_Given task_
Please give the listing again in its entirety, exactly as written.

--- begin The input ---

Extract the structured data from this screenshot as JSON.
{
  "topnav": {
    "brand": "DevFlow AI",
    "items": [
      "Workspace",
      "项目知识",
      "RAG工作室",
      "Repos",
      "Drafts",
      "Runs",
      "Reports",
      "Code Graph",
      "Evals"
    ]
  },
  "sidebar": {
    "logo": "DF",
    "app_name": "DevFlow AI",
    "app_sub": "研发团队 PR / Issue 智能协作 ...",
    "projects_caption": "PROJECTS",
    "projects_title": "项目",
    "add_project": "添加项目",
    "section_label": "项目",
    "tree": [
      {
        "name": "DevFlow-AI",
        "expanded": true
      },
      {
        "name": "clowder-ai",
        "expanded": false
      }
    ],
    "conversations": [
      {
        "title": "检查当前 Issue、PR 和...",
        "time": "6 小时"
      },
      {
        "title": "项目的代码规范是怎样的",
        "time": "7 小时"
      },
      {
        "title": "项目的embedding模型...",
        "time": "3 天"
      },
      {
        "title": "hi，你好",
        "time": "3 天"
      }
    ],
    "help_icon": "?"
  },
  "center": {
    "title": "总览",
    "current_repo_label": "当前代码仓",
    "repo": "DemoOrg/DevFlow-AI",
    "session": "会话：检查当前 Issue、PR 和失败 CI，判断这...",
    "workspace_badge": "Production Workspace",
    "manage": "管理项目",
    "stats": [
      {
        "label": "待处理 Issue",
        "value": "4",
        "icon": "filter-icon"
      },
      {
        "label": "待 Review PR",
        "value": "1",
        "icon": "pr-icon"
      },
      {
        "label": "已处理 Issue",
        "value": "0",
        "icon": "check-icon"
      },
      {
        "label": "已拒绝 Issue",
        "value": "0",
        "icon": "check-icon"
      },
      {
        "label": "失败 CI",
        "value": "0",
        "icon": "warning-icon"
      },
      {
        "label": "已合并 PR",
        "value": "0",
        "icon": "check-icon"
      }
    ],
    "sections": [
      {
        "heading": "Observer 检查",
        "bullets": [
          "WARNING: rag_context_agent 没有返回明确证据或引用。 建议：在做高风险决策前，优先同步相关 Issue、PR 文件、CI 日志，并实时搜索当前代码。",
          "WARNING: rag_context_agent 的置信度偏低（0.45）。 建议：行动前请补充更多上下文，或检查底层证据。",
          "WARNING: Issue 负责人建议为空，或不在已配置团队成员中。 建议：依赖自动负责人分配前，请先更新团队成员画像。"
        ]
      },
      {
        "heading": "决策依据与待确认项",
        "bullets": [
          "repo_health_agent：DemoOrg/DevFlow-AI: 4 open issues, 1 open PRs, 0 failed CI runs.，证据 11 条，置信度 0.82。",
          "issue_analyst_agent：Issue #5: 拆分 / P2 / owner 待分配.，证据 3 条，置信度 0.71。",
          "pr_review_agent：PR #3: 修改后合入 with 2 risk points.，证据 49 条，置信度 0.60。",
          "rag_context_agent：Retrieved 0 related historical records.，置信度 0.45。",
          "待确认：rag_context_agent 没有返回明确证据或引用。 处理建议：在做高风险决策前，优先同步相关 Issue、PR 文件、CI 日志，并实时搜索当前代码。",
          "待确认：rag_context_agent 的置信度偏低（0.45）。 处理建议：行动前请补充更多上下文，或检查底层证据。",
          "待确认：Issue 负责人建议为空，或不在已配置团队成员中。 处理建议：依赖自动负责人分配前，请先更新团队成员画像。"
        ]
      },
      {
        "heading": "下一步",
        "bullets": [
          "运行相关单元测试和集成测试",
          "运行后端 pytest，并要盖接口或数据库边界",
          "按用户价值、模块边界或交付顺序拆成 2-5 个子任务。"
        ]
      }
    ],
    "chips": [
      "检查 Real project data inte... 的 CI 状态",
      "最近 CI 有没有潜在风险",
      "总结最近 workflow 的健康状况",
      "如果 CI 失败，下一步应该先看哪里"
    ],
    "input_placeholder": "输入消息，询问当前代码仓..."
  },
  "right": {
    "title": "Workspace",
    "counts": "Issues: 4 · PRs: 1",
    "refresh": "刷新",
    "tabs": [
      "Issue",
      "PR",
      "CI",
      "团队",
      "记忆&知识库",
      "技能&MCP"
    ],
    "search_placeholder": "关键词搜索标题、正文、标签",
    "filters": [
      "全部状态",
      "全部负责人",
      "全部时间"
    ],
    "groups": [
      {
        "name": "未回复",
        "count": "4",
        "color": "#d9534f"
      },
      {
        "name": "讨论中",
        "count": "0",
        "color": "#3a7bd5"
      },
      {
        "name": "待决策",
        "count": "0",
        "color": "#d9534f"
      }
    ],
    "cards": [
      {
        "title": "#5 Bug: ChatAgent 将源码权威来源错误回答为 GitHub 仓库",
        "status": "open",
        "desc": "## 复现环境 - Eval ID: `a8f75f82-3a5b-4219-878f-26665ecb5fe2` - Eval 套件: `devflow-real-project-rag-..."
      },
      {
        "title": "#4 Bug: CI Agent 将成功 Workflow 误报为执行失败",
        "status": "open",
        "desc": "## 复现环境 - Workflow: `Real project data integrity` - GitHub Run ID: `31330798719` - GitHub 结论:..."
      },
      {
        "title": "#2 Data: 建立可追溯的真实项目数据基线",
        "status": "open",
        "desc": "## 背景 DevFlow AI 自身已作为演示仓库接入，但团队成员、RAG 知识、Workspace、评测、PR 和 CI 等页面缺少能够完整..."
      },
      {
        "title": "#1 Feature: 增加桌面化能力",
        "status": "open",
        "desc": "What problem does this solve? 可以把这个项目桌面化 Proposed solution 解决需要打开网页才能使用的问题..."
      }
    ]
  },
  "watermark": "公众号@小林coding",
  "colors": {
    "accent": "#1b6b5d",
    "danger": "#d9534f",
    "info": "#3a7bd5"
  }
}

--- end The input ---

_Written answer_
Extract the structured data from this screenshot as JSON.
{
  "topnav": {
    "brand": "DevFlow AI",
    "items": [
      "Workspace",
      "项目知识",
      "RAG工作室",
      "Repos",
      "Drafts",
      "Runs",
      "Reports",
      "Code Graph",
      "Evals"
    ]
  },
  "sidebar": {
    "logo": "DF",
    "app_name": "DevFlow AI",
    "app_sub": "研发团队 PR / Issue 智能协作 ...",
    "projects_caption": "PROJECTS",
    "projects_title": "项目",
    "add_project": "添加项目",
    "section_label": "项目",
    "tree": [
      {
        "name": "DevFlow-AI",
        "expanded": true
      },
      {
        "name": "clowder-ai",
        "expanded": false
      }
    ],
    "conversations": [
      {
        "title": "检查当前 Issue、PR 和...",
        "time": "6 小时"
      },
      {
        "title": "项目的代码规范是怎样的",
        "time": "7 小时"
      },
      {
        "title": "项目的embedding模型...",
        "time": "3 天"
      },
      {
        "title": "hi，你好",
        "time": "3 天"
      }
    ],
    "help_icon": "?"
  },
  "center": {
    "title": "总览",
    "current_repo_label": "当前代码仓",
    "repo": "DemoOrg/DevFlow-AI",
    "session": "会话：检查当前 Issue、PR 和失败 CI，判断这...",
    "workspace_badge": "Production Workspace",
    "manage": "管理项目",
    "stats": [
      {
        "label": "待处理 Issue",
        "value": "4",
        "icon": "filter-icon"
      },
      {
        "label": "待 Review PR",
        "value": "1",
        "icon": "pr-icon"
      },
      {
        "label": "已处理 Issue",
        "value": "0",
        "icon": "check-icon"
      },
      {
        "label": "已拒绝 Issue",
        "value": "0",
        "icon": "check-icon"
      },
      {
        "label": "失败 CI",
        "value": "0",
        "icon": "warning-icon"
      },
      {
        "label": "已合并 PR",
        "value": "0",
        "icon": "check-icon"
      }
    ],
    "sections": [
      {
        "heading": "Observer 检查",
        "bullets": [
          "WARNING: rag_context_agent 没有返回明确证据或引用。 建议：在做高风险决策前，优先同步相关 Issue、PR 文件、CI 日志，并实时搜索当前代码。",
          "WARNING: rag_context_agent 的置信度偏低（0.45）。 建议：行动前请补充更多上下文，或检查底层证据。",
          "WARNING: Issue 负责人建议为空，或不在已配置团队成员中。 建议：依赖自动负责人分配前，请先更新团队成员画像。"
        ]
      },
      {
        "heading": "决策依据与待确认项",
        "bullets": [
          "repo_health_agent：DemoOrg/DevFlow-AI: 4 open issues, 1 open PRs, 0 failed CI runs.，证据 11 条，置信度 0.82。",
          "issue_analyst_agent：Issue #5: 拆分 / P2 / owner 待分配.，证据 3 条，置信度 0.71。",
          "pr_review_agent：PR #3: 修改后合入 with 2 risk points.，证据 49 条，置信度 0.60。",
          "rag_context_agent：Retrieved 0 related historical records.，置信度 0.45。",
          "待确认：rag_context_agent 没有返回明确证据或引用。 处理建议：在做高风险决策前，优先同步相关 Issue、PR 文件、CI 日志，并实时搜索当前代码。",
          "待确认：rag_context_agent 的置信度偏低（0.45）。 处理建议：行动前请补充更多上下文，或检查底层证据。",
          "待确认：Issue 负责人建议为空，或不在已配置团队成员中。 处理建议：依赖自动负责人分配前，请先更新团队成员画像。"
        ]
      },
      {
        "heading": "下一步",
        "bullets": [
          "运行相关单元测试和集成测试",
          "运行后端 pytest，并要盖接口或数据库边界",
          "按用户价值、模块边界或交付顺序拆成 2-5 个子任务。"
        ]
      }
    ],
    "chips": [
      "检查 Real project data inte... 的 CI 状态",
      "最近 CI 有没有潜在风险",
      "总结最近 workflow 的健康状况",
      "如果 CI 失败，下一步应该先看哪里"
    ],
    "input_placeholder": "输入消息，询问当前代码仓..."
  },
  "right": {
    "title": "Workspace",
    "counts": "Issues: 4 · PRs: 1",
    "refresh": "刷新",
    "tabs": [
      "Issue",
      "PR",
      "CI",
      "团队",
      "记忆&知识库",
      "技能&MCP"
    ],
    "search_placeholder": "关键词搜索标题、正文、标签",
    "filters": [
      "全部状态",
      "全部负责人",
      "全部时间"
    ],
    "groups": [
      {
        "name": "未回复",
        "count": "4",
        "color": "#d9534f"
      },
      {
        "name": "讨论中",
        "count": "0",
        "color": "#3a7bd5"
      },
      {
        "name": "待决策",
        "count": "0",
        "color": "#d9534f"
      }
    ],
    "cards": [
      {
        "title": "#5 Bug: ChatAgent 将源码权威来源错误回答为 GitHub 仓库",
        "status": "open",
        "desc": "## 复现环境 - Eval ID: `a8f75f82-3a5b-4219-878f-26665ecb5fe2` - Eval 套件: `devflow-real-project-rag-..."
      },
      {
        "title": "#4 Bug: CI Agent 将成功 Workflow 误报为执行失败",
        "status": "open",
        "desc": "## 复现环境 - Workflow: `Real project data integrity` - GitHub Run ID: `31330798719` - GitHub 结论:..."
      },
      {
        "title": "#2 Data: 建立可追溯的真实项目数据基线",
        "status": "open",
        "desc": "## 背景 DevFlow AI 自身已作为演示仓库接入，但团队成员、RAG 知识、Workspace、评测、PR 和 CI 等页面缺少能够完整..."
      },
      {
        "title": "#1 Feature: 增加桌面化能力",
        "status": "open",
        "desc": "What problem does this solve? 可以把这个项目桌面化 Proposed solution 解决需要打开网页才能使用的问题..."
      }
    ]
  },
  "watermark": "公众号@小林coding",
  "colors": {
    "accent": "#1b6b5d",
    "danger": "#d9534f",
    "info": "#3a7bd5"
  }
}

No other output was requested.